To-do list.
(a) List every time expression (years, durations and day counts) in the news report on the Baker McKenzie disciplinary hearing.
(b) Resume the news report on the Baker McKenzie disciplinary hearing with one further paragraph, starting after its final sentence.

Text block.
════════════════════
Baker McKenzie lawyer questions Gary Senior over emails



A former boss at international firm Baker McKenzie has told the Solicitors Disciplinary Tribunal that he experienced ‘very dark’ moments when he was being investigated over an alleged incident that occurred with a junior associate in a hotel room.

Gary Senior, who was London managing partner for eight years, was being questioned by Patricia Robertson QC, counsel for the firm, on the fifth day of a 15-day substantial hearing over alleged sexual harassment dating from 2012. Senior was asked about the firm’s processes during an investigation and emails he sent in the days after the junior associate, known in the proceedings as ‘Person A’, submitted a complaint.
════════════════════
Listing.

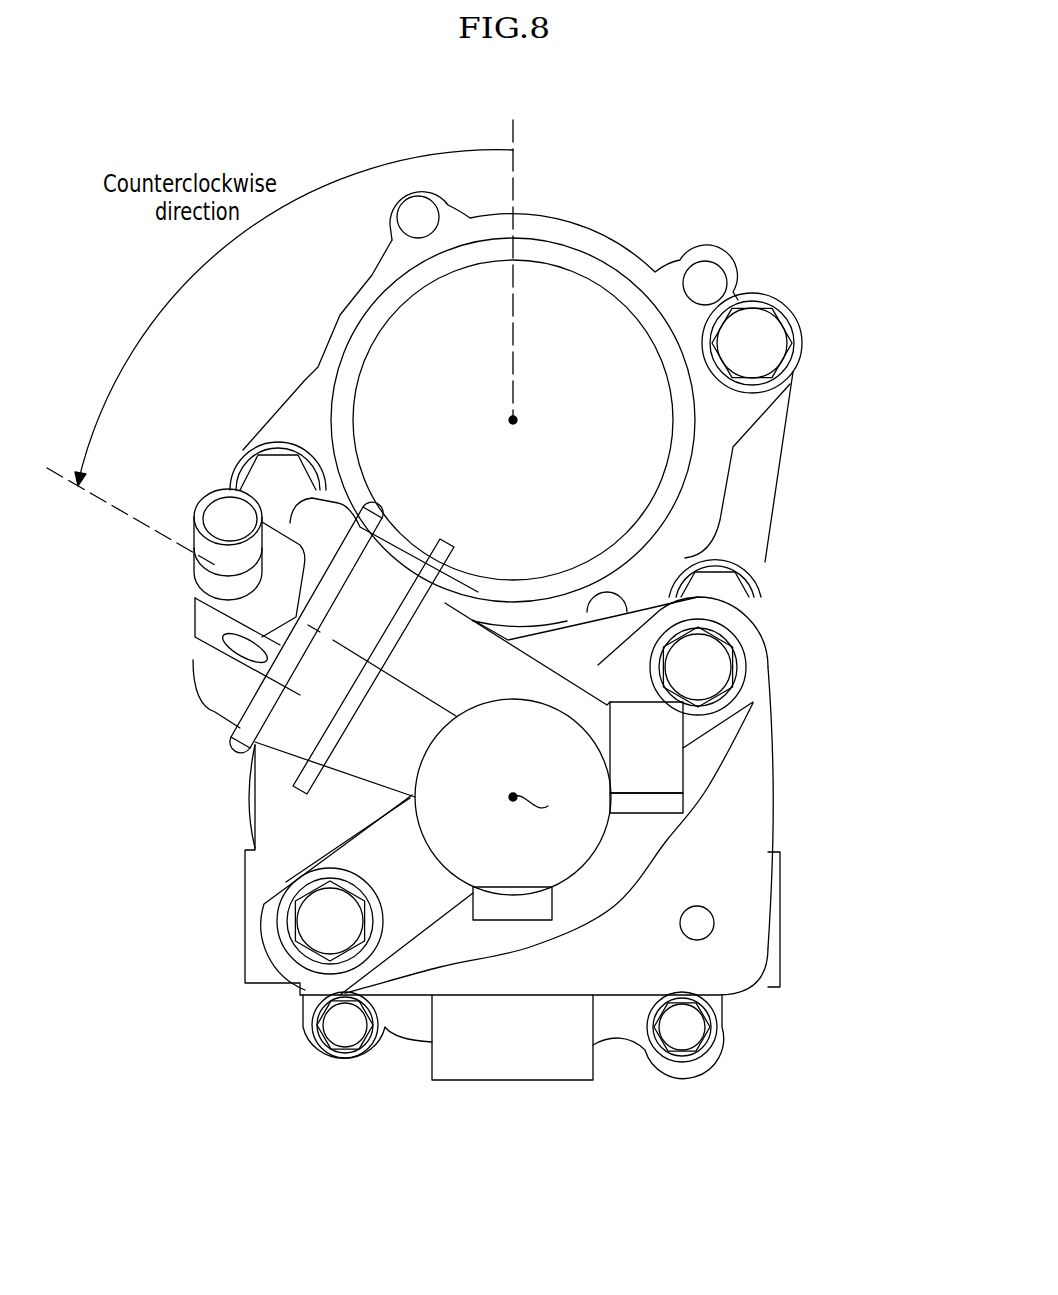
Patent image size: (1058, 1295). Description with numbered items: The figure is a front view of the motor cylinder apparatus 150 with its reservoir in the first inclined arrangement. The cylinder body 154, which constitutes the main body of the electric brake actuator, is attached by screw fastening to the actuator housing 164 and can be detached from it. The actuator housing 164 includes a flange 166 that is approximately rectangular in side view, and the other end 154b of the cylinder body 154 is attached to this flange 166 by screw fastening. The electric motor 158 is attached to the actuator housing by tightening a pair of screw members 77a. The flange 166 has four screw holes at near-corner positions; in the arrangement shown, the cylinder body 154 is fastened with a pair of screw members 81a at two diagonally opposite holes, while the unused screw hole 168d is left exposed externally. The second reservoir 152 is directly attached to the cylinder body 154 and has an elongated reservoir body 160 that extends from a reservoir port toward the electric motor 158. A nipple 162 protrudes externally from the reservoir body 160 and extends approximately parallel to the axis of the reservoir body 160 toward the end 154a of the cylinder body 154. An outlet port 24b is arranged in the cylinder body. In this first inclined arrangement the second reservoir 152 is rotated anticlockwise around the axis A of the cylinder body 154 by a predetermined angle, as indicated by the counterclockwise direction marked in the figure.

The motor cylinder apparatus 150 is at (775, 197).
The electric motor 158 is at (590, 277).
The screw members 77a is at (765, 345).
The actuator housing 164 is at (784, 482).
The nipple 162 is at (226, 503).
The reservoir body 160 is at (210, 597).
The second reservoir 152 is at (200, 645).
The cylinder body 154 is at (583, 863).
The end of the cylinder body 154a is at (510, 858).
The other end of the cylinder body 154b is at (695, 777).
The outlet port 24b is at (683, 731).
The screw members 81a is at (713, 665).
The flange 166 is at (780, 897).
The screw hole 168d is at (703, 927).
════════════════════
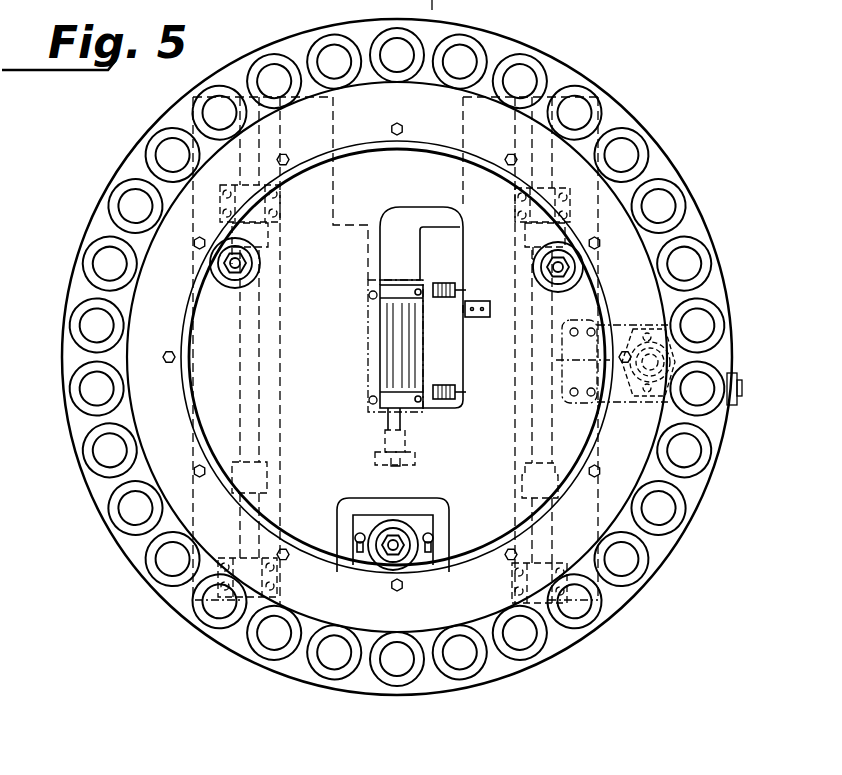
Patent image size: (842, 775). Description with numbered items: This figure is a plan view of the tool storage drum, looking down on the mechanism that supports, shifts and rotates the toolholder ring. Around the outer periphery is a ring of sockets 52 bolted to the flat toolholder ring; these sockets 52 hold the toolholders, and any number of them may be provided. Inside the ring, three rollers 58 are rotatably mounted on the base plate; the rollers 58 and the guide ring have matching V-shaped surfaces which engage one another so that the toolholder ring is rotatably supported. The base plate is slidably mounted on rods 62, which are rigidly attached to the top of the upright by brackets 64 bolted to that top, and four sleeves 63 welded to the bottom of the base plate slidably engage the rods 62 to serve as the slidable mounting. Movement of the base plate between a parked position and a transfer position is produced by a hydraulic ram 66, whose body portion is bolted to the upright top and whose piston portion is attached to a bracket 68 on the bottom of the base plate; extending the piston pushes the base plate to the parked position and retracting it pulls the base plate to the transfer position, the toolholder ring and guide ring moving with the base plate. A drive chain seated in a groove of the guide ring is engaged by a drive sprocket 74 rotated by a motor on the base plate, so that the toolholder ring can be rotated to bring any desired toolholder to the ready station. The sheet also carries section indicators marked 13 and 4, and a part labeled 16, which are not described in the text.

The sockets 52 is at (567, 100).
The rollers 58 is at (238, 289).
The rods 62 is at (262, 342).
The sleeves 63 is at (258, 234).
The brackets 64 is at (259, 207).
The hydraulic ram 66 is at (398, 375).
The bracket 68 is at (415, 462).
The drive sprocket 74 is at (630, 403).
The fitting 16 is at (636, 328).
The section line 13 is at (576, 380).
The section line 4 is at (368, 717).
════════════════════
Results.
(a)
- eight years
- the fifth day
- 15-day
- 2012

(b)
Discussing one particular email exchange, Robertson said: ‘In view of your dark moments, you went on to say to Thomas Cassels in the second email “Please keep it confidential. Just I have no one to talk to. The dark moments are very, very dark”.’

Robertson asked Senior if he was prepared to concede that he risked creating a perception that he was overly involved in the investigative process. Senior replied: ‘I agree if you read those email records cold it looks odd. At the time I was never once told “you should not have sent that email, stop sending emails”. I did not think this matter was handled inappropriately. I do not disagree when you look at it in the cold light six or seven years later there is stuff that needs explaining.’

Earlier, Senior’s barrister, Gregory Treverton-Jones QC, told the tribunal that his client ‘was apparently very discomfited by some of the body language of a senior member of the Verein during the course of cross-examination yesterday’.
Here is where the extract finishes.